***** Record list *****
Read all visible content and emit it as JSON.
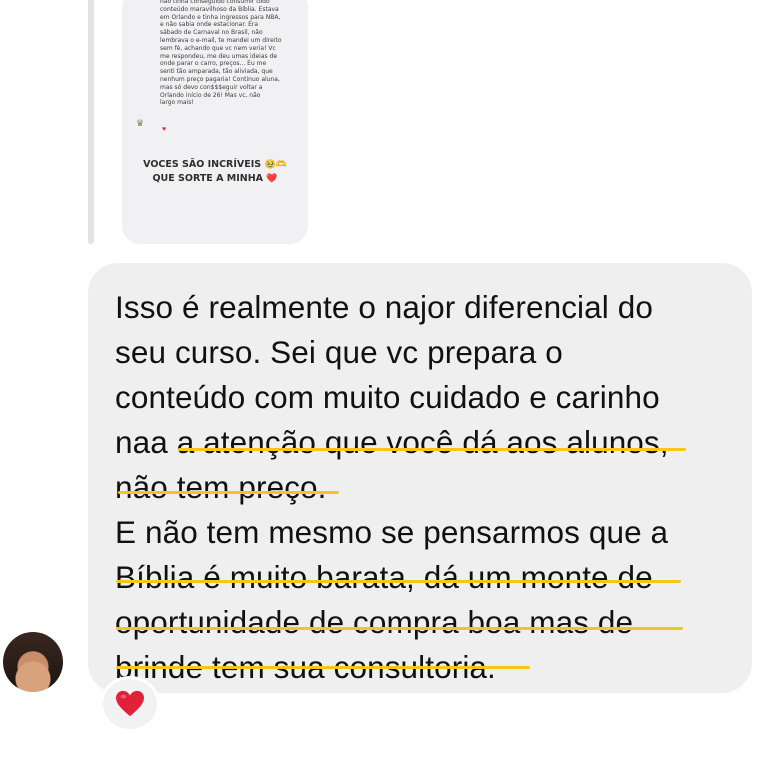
{
  "quoted_story": {
    "text": "não tinha conseguido consumir todo\nconteúdo maravilhoso da Bíblia. Estava\nem Orlando e tinha ingressos para NBA,\ne não sabia onde estacionar. Era\nsábado de Carnaval no Brasil, não\nlembrava o e-mail, te mandei um direito\nsem fé, achando que vc nem veria! Vc\nme respondeu, me deu umas ideias de\nonde parar o carro, preços... Eu me\nsenti tão amparada, tão aliviada, que\nnenhum preço pagaria! Continuo aluna,\nmas só devo con$$$eguir voltar a\nOrlando início de 26! Mas vc, não\nlargo mais!",
    "caption_line1": "VOCES SÃO INCRÍVEIS",
    "caption_line2": "QUE SORTE A MINHA",
    "caption_emoji1": "🥹🫶",
    "caption_emoji2": "❤️"
  },
  "message": {
    "lines": [
      "Isso é realmente o najor diferencial do",
      "seu curso. Sei que vc prepara o",
      "conteúdo com muito cuidado e carinho",
      "naa a atenção que você dá aos alunos,",
      "não tem preço.",
      "E não tem mesmo se pensarmos que a",
      "Bíblia é muito barata, dá um monte de",
      "oportunidade de compra boa mas de",
      "brinde tem sua consultoria."
    ]
  },
  "reaction": {
    "emoji": "heart",
    "color": "#e3203a"
  },
  "highlight_color": "#f5c518",
  "bubble_color": "#efefef"
}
*****
Tell how many lines in the material above include the word "muito", giving the number only.

2